Drop the pictures from the entries below, then reproduce the rest exactly.

(Chart and figure data)

──────

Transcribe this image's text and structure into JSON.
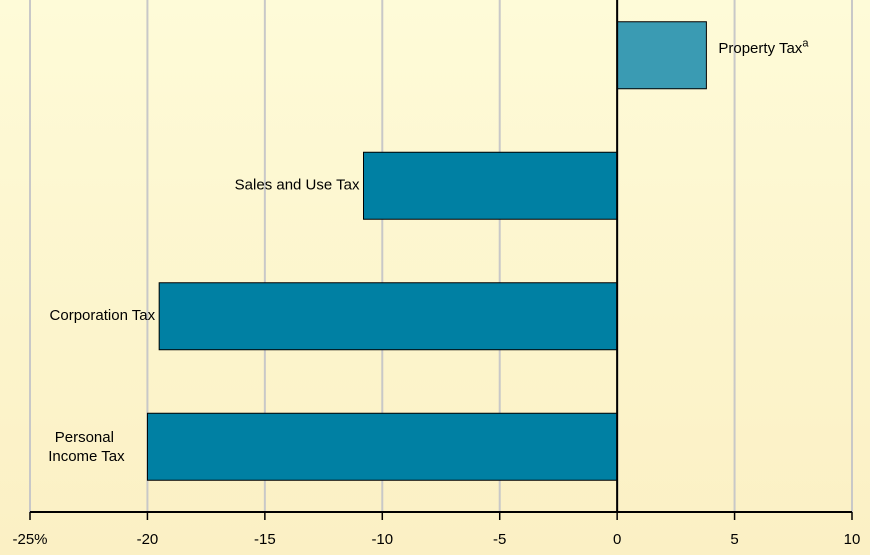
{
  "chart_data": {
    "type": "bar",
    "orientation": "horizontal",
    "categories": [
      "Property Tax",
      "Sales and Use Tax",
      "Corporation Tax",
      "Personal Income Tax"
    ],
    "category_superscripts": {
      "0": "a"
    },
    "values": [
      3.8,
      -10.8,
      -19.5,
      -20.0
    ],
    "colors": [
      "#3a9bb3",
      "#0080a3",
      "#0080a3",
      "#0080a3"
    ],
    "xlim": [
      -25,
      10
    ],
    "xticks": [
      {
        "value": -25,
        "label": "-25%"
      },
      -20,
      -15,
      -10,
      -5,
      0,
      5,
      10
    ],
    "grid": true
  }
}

──────

(RESULT OF THE TASK)
Transcribe this image's text and structure into JSON.
{
  "chart_data": {
    "type": "bar",
    "orientation": "horizontal",
    "categories": [
      "Property Tax",
      "Sales and Use Tax",
      "Corporation Tax",
      "Personal Income Tax"
    ],
    "category_superscripts": {
      "0": "a"
    },
    "values": [
      3.8,
      -10.8,
      -19.5,
      -20.0
    ],
    "colors": [
      "#3a9bb3",
      "#0080a3",
      "#0080a3",
      "#0080a3"
    ],
    "xlim": [
      -25,
      10
    ],
    "xticks": [
      {
        "value": -25,
        "label": "-25%"
      },
      -20,
      -15,
      -10,
      -5,
      0,
      5,
      10
    ],
    "grid": true
  }
}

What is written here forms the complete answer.